Locate each line with the string "System" in the listing below and copy it.

(Stored data)
== == ==

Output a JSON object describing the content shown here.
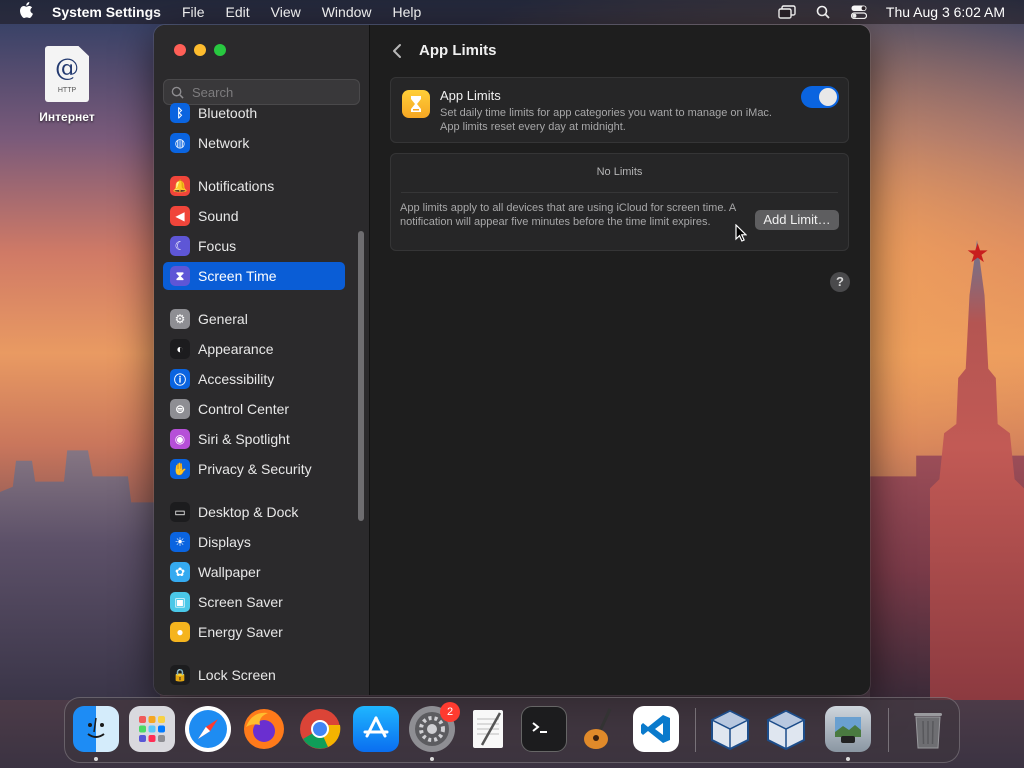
{
  "menubar": {
    "app_name": "System Settings",
    "menus": [
      "File",
      "Edit",
      "View",
      "Window",
      "Help"
    ],
    "clock": "Thu Aug 3  6:02 AM"
  },
  "desktop": {
    "icon_label": "Интернет",
    "icon_doc_text": "HTTP"
  },
  "sidebar": {
    "search_placeholder": "Search",
    "items": [
      {
        "label": "Bluetooth",
        "icon": "bluetooth-icon",
        "color": "#0a64e0"
      },
      {
        "label": "Network",
        "icon": "globe-icon",
        "color": "#0a64e0"
      },
      {
        "label": "Notifications",
        "icon": "bell-icon",
        "color": "#f0453a"
      },
      {
        "label": "Sound",
        "icon": "speaker-icon",
        "color": "#f0453a"
      },
      {
        "label": "Focus",
        "icon": "moon-icon",
        "color": "#5e56d6"
      },
      {
        "label": "Screen Time",
        "icon": "hourglass-icon",
        "color": "#5e56d6"
      },
      {
        "label": "General",
        "icon": "gear-icon",
        "color": "#8e8e93"
      },
      {
        "label": "Appearance",
        "icon": "appearance-icon",
        "color": "#1c1c1e"
      },
      {
        "label": "Accessibility",
        "icon": "accessibility-icon",
        "color": "#0a64e0"
      },
      {
        "label": "Control Center",
        "icon": "toggles-icon",
        "color": "#8e8e93"
      },
      {
        "label": "Siri & Spotlight",
        "icon": "siri-icon",
        "color": "#b64fd8"
      },
      {
        "label": "Privacy & Security",
        "icon": "hand-icon",
        "color": "#0a64e0"
      },
      {
        "label": "Desktop & Dock",
        "icon": "dock-icon",
        "color": "#1c1c1e"
      },
      {
        "label": "Displays",
        "icon": "sun-icon",
        "color": "#0a64e0"
      },
      {
        "label": "Wallpaper",
        "icon": "flower-icon",
        "color": "#35aaf0"
      },
      {
        "label": "Screen Saver",
        "icon": "screensaver-icon",
        "color": "#4ac8e8"
      },
      {
        "label": "Energy Saver",
        "icon": "bulb-icon",
        "color": "#f5b41e"
      },
      {
        "label": "Lock Screen",
        "icon": "lock-icon",
        "color": "#1c1c1e"
      }
    ],
    "selected": "Screen Time"
  },
  "content": {
    "title": "App Limits",
    "app_limits": {
      "title": "App Limits",
      "description": "Set daily time limits for app categories you want to manage on iMac. App limits reset every day at midnight.",
      "enabled": true
    },
    "limits_panel": {
      "empty_text": "No Limits",
      "info": "App limits apply to all devices that are using iCloud for screen time. A notification will appear five minutes before the time limit expires.",
      "add_button": "Add Limit…"
    },
    "help_label": "?"
  },
  "dock": {
    "apps": [
      "Finder",
      "Launchpad",
      "Safari",
      "Firefox",
      "Chrome",
      "App Store",
      "System Settings",
      "TextEdit",
      "Terminal",
      "GarageBand",
      "Visual Studio Code",
      "VirtualBox",
      "VirtualBox VM",
      "Preview",
      "Trash"
    ],
    "settings_badge": "2"
  }
}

== == ==

• **Exercise result**
    "app_name": "System Settings",
      "System Settings",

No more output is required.